◆ Dataset content:
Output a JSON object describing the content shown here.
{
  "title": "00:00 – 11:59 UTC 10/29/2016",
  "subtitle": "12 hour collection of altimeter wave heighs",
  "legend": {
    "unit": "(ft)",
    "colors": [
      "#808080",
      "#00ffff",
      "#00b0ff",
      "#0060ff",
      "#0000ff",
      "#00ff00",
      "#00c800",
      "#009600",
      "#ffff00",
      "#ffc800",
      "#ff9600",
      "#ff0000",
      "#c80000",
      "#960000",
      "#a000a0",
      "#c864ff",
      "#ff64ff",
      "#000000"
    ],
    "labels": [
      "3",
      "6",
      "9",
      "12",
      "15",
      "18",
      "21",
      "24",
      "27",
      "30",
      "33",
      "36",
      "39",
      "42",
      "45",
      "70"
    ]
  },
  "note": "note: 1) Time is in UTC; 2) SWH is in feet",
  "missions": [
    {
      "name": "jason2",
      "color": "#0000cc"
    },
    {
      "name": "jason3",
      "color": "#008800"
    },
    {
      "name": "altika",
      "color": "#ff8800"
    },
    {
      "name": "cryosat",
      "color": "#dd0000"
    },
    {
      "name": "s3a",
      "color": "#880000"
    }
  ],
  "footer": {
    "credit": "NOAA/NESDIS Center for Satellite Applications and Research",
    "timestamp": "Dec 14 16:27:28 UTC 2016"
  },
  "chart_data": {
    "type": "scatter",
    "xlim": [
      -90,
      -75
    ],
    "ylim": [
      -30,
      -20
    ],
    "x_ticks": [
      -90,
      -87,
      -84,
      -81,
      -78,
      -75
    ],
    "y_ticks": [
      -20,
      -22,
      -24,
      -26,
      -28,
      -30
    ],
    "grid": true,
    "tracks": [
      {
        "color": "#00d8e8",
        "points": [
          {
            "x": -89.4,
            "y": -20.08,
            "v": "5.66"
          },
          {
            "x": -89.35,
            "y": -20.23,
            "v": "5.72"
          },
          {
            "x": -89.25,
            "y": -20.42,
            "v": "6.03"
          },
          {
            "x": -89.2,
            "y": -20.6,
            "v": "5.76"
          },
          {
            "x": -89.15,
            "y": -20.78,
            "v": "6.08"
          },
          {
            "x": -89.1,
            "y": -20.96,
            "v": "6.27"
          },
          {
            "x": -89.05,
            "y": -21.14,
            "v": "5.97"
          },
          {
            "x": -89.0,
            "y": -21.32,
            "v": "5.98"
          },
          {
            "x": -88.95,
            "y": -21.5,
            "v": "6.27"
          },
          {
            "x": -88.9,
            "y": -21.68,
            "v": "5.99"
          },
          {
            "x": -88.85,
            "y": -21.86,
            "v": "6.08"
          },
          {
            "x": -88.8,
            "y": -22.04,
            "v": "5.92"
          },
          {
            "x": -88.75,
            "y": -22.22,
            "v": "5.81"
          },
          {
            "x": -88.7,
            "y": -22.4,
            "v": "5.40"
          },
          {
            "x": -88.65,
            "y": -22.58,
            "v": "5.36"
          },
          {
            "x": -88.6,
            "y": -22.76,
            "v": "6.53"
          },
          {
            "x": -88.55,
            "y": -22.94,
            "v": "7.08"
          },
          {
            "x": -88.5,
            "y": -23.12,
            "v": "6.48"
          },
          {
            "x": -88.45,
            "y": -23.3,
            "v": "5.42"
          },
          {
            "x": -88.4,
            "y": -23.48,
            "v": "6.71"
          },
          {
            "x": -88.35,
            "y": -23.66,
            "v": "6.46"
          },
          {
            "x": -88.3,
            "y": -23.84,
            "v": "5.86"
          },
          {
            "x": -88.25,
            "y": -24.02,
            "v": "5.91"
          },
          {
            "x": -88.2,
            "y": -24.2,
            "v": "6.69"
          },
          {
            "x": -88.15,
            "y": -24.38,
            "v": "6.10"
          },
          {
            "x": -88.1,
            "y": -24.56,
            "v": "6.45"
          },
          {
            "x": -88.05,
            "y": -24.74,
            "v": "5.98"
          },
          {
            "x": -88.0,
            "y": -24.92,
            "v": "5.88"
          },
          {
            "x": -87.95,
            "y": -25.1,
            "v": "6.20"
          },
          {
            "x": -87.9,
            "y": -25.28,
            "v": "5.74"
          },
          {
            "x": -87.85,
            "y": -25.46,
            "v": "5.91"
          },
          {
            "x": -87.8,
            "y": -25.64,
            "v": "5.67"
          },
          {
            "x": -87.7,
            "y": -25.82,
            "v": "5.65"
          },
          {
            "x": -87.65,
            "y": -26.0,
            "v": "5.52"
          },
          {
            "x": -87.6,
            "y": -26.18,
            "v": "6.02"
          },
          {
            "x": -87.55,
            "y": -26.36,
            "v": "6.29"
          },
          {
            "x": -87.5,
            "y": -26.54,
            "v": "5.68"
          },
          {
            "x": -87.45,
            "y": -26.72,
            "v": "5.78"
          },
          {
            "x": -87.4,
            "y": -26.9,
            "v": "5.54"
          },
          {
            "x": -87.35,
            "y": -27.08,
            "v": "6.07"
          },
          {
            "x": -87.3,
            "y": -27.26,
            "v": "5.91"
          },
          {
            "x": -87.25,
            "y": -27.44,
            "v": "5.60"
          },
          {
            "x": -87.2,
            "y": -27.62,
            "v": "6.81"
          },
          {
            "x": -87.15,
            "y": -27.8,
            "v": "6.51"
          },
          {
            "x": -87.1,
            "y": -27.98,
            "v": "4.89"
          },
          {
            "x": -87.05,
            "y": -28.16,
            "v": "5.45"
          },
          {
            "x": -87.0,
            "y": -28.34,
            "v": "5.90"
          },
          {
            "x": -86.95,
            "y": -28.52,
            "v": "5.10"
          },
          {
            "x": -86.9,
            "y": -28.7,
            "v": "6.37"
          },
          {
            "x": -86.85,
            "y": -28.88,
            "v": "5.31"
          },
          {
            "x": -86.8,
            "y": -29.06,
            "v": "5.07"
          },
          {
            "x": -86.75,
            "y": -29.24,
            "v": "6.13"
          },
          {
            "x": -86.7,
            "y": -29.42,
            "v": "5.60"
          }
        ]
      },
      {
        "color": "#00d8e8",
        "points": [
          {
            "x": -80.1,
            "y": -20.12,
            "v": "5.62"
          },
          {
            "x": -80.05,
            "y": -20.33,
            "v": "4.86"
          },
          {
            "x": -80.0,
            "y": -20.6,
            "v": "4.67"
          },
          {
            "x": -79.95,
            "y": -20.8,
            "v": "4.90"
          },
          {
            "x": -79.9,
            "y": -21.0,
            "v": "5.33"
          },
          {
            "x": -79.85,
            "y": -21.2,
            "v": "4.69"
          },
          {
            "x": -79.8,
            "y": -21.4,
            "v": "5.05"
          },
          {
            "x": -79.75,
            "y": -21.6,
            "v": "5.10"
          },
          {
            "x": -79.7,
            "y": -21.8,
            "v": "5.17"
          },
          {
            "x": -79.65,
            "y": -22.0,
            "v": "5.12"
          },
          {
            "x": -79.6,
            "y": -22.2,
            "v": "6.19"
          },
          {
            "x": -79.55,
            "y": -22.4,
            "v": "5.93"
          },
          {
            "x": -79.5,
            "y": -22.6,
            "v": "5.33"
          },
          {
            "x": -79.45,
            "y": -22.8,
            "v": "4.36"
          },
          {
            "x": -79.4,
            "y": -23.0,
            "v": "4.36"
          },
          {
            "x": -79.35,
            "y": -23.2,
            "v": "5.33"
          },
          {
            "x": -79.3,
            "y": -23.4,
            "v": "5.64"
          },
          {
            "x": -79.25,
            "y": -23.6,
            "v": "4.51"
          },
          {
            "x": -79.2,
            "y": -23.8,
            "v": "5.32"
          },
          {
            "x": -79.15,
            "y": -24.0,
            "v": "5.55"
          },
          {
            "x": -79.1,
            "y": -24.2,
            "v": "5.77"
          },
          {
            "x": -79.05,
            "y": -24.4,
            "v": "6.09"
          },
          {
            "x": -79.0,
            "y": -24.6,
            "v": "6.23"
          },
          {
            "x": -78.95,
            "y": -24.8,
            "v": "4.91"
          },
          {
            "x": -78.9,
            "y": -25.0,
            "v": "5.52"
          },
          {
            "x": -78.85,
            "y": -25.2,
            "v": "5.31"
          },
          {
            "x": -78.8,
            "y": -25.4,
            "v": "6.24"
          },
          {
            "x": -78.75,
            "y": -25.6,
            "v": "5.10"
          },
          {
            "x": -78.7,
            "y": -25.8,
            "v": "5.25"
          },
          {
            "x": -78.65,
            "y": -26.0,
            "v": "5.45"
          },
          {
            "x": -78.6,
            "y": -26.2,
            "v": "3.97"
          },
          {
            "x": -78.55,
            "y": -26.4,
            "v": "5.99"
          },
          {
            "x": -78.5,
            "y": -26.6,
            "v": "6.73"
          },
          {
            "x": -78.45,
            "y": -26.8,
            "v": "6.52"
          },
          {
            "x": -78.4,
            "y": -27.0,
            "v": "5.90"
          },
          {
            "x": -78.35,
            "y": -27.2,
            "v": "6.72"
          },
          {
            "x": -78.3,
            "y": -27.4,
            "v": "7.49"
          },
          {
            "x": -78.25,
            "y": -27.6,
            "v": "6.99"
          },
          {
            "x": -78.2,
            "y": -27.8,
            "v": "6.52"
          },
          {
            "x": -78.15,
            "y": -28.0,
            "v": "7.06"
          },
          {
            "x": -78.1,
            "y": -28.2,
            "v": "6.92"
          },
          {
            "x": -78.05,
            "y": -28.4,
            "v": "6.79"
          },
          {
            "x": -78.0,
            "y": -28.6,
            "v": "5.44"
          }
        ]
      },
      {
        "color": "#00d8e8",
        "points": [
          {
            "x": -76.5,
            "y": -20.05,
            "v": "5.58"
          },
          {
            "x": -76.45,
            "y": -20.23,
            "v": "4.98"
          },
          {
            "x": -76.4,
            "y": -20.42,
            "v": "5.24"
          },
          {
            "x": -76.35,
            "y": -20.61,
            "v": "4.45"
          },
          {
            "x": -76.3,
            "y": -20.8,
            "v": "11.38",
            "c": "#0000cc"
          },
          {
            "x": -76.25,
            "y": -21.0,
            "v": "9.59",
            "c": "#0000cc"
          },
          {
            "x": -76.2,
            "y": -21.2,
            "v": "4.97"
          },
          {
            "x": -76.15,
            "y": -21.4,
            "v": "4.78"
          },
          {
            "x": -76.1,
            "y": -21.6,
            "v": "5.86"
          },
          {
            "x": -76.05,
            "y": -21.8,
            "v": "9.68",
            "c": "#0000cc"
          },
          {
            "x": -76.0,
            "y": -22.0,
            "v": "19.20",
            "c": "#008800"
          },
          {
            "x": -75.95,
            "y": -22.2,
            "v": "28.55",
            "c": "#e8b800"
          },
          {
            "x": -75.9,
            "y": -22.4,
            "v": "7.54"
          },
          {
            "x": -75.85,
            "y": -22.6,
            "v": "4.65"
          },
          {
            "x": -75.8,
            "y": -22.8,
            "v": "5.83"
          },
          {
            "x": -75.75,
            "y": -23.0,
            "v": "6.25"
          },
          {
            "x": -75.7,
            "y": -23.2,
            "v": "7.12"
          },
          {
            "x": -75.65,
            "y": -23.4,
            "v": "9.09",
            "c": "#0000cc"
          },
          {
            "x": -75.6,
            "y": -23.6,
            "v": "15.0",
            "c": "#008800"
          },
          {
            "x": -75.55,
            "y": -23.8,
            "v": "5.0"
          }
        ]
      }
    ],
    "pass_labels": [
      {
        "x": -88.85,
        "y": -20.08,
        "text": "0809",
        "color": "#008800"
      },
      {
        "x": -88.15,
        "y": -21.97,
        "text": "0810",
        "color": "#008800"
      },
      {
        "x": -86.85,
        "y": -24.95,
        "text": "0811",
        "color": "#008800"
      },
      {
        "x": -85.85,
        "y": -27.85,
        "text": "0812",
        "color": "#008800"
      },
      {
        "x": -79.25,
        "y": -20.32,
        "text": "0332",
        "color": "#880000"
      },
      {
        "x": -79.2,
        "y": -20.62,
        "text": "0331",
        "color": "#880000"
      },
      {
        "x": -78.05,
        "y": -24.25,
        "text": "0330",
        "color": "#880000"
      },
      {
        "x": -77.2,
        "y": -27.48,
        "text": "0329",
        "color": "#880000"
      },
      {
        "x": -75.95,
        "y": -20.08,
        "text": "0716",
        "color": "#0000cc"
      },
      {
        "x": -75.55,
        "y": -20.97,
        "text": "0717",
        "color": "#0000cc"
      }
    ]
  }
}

◆ Exercise requirements: From the data above, work out how many lines hold "text". Answer with the number alone.

◆ Answer to this problem: 10